** Start of Dataset excerpts **
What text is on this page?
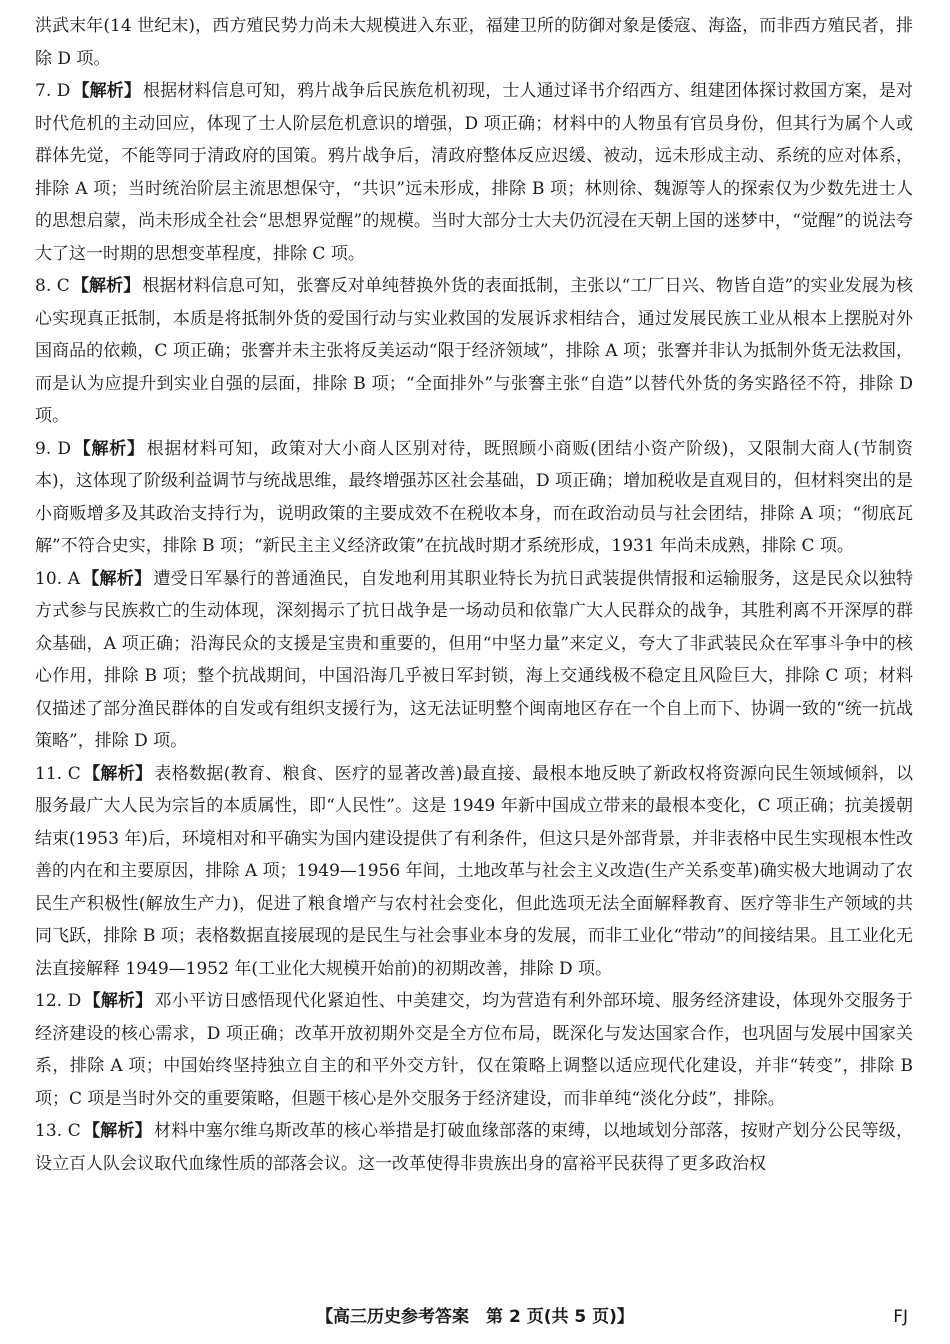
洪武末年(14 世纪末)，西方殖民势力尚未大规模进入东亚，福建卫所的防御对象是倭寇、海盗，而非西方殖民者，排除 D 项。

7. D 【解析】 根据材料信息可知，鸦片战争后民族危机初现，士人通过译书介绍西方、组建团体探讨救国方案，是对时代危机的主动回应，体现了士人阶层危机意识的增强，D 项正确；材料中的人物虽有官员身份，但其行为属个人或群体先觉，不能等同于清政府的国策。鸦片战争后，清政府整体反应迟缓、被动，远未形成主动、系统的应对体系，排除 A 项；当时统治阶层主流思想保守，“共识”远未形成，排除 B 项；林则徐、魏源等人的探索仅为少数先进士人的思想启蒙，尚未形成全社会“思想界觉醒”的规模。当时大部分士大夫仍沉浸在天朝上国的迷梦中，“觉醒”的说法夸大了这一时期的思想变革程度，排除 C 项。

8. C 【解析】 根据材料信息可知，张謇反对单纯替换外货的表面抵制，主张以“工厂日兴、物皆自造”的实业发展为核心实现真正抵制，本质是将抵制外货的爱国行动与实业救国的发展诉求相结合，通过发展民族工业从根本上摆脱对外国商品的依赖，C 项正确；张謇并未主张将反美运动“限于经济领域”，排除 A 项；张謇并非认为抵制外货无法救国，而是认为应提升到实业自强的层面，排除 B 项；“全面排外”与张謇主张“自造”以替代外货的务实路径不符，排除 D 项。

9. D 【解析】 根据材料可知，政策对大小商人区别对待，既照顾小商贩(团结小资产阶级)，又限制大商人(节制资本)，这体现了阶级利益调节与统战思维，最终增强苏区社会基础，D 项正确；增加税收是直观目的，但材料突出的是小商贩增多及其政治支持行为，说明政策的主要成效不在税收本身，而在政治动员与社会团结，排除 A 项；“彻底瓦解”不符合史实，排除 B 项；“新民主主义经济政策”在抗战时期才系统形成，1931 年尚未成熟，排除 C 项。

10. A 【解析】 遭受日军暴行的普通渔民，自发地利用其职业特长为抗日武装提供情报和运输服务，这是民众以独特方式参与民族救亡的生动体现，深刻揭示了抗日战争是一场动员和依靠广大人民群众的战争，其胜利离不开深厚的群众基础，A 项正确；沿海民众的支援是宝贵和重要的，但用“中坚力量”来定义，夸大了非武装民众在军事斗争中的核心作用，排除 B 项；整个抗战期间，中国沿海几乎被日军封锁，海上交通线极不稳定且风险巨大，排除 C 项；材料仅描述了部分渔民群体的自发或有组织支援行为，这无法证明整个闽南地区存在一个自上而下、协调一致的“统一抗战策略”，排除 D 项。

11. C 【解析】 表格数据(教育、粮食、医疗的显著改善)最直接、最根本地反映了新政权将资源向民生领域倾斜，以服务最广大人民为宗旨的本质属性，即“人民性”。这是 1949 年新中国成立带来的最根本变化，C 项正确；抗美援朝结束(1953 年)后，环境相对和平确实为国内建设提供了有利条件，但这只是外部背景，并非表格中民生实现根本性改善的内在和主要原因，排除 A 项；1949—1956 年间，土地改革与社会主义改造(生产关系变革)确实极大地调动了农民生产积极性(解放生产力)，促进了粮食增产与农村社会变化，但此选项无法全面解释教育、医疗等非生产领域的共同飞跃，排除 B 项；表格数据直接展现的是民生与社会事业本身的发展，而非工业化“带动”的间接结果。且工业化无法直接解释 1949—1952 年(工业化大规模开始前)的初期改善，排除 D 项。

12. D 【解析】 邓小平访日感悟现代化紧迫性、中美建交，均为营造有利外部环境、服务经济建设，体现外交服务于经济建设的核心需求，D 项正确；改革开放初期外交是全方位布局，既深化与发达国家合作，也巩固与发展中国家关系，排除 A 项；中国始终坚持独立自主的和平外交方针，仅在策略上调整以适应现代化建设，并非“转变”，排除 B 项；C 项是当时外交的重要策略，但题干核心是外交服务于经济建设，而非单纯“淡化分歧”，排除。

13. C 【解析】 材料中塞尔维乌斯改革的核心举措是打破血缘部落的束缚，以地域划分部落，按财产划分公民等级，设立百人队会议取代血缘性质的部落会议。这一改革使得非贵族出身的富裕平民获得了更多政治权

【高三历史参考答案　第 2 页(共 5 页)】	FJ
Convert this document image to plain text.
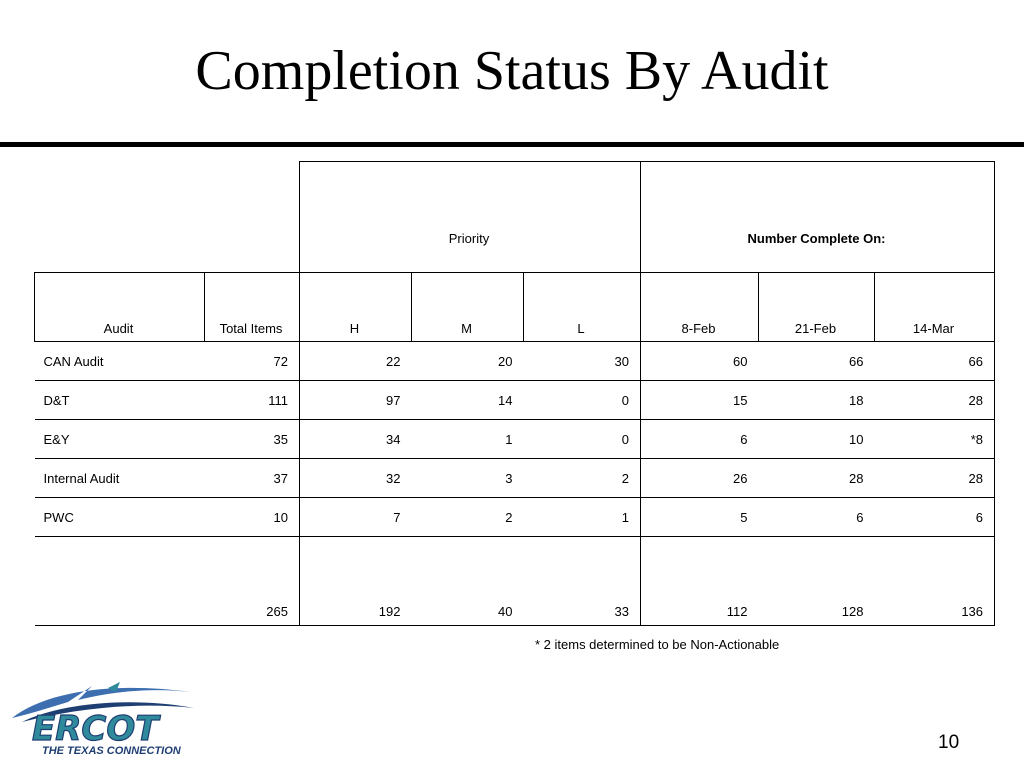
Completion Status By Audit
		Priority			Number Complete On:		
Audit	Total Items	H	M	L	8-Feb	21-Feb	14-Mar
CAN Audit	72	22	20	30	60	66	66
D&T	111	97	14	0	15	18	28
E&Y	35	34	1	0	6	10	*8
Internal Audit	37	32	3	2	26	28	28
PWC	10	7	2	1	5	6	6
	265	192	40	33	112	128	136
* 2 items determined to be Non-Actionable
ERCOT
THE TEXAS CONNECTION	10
** End of Dataset excerpts **
(Problem to solve)
Search the lines for the string "根据材料信息可知" and copy every line that has it.

(Response)
7. D 【解析】 根据材料信息可知，鸦片战争后民族危机初现，士人通过译书介绍西方、组建团体探讨救国方案，是对时代危机的主动回应，体现了士人阶层危机意识的增强，D 项正确；材料中的人物虽有官员身份，但其行为属个人或群体先觉，不能等同于清政府的国策。鸦片战争后，清政府整体反应迟缓、被动，远未形成主动、系统的应对体系，排除 A 项；当时统治阶层主流思想保守，“共识”远未形成，排除 B 项；林则徐、魏源等人的探索仅为少数先进士人的思想启蒙，尚未形成全社会“思想界觉醒”的规模。当时大部分士大夫仍沉浸在天朝上国的迷梦中，“觉醒”的说法夸大了这一时期的思想变革程度，排除 C 项。
8. C 【解析】 根据材料信息可知，张謇反对单纯替换外货的表面抵制，主张以“工厂日兴、物皆自造”的实业发展为核心实现真正抵制，本质是将抵制外货的爱国行动与实业救国的发展诉求相结合，通过发展民族工业从根本上摆脱对外国商品的依赖，C 项正确；张謇并未主张将反美运动“限于经济领域”，排除 A 项；张謇并非认为抵制外货无法救国，而是认为应提升到实业自强的层面，排除 B 项；“全面排外”与张謇主张“自造”以替代外货的务实路径不符，排除 D 项。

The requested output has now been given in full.